#### [Data for this exercise]
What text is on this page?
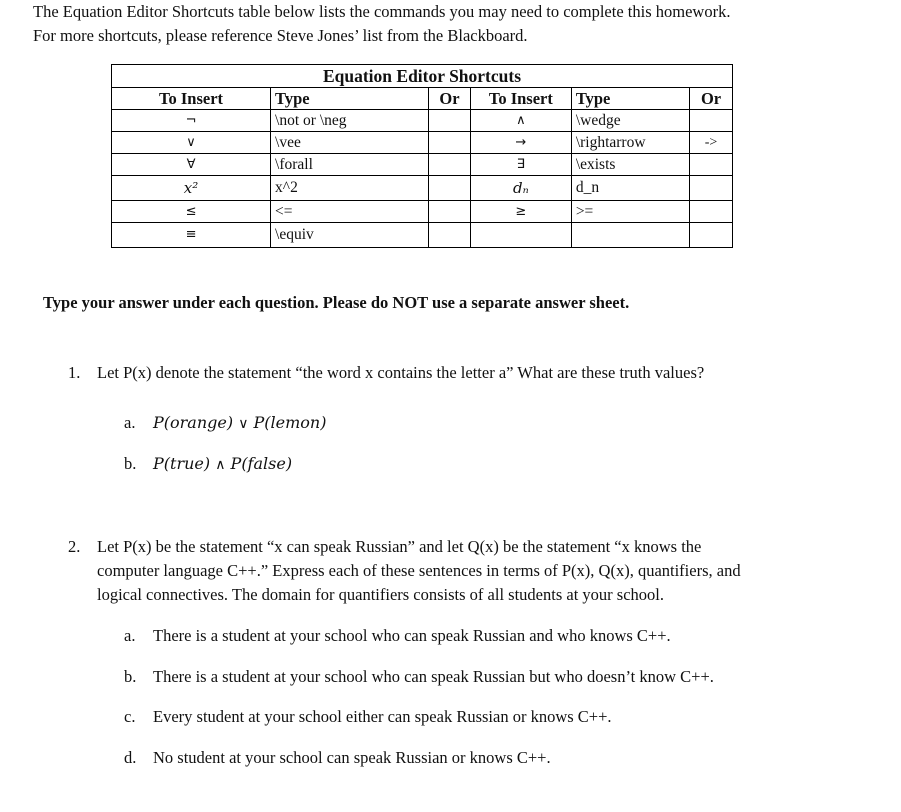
The Equation Editor Shortcuts table below lists the commands you may need to complete this homework.
For more shortcuts, please reference Steve Jones’ list from the Blackboard.
Equation Editor Shortcuts					
To Insert	Type	Or	To Insert	Type	Or
¬	\not or \neg		∧	\wedge	
∨	\vee		→	\rightarrow	->
∀	\forall		∃	\exists	
x²	x^2		dₙ	d_n	
≤	<=		≥	>=	
≡	\equiv				
Type your answer under each question. Please do NOT use a separate answer sheet.
1. Let P(x) denote the statement “the word x contains the letter a” What are these truth values?
a. P(orange) ∨ P(lemon)
b. P(true) ∧ P(false)
2. Let P(x) be the statement “x can speak Russian” and let Q(x) be the statement “x knows the
computer language C++.” Express each of these sentences in terms of P(x), Q(x), quantifiers, and
logical connectives. The domain for quantifiers consists of all students at your school.
a. There is a student at your school who can speak Russian and who knows C++.
b. There is a student at your school who can speak Russian but who doesn’t know C++.
c. Every student at your school either can speak Russian or knows C++.
d. No student at your school can speak Russian or knows C++.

#### [To do]
Locate the string "There" in the listing above and copy every line where it occurs.

#### [Correct response]
a. There is a student at your school who can speak Russian and who knows C++.
b. There is a student at your school who can speak Russian but who doesn’t know C++.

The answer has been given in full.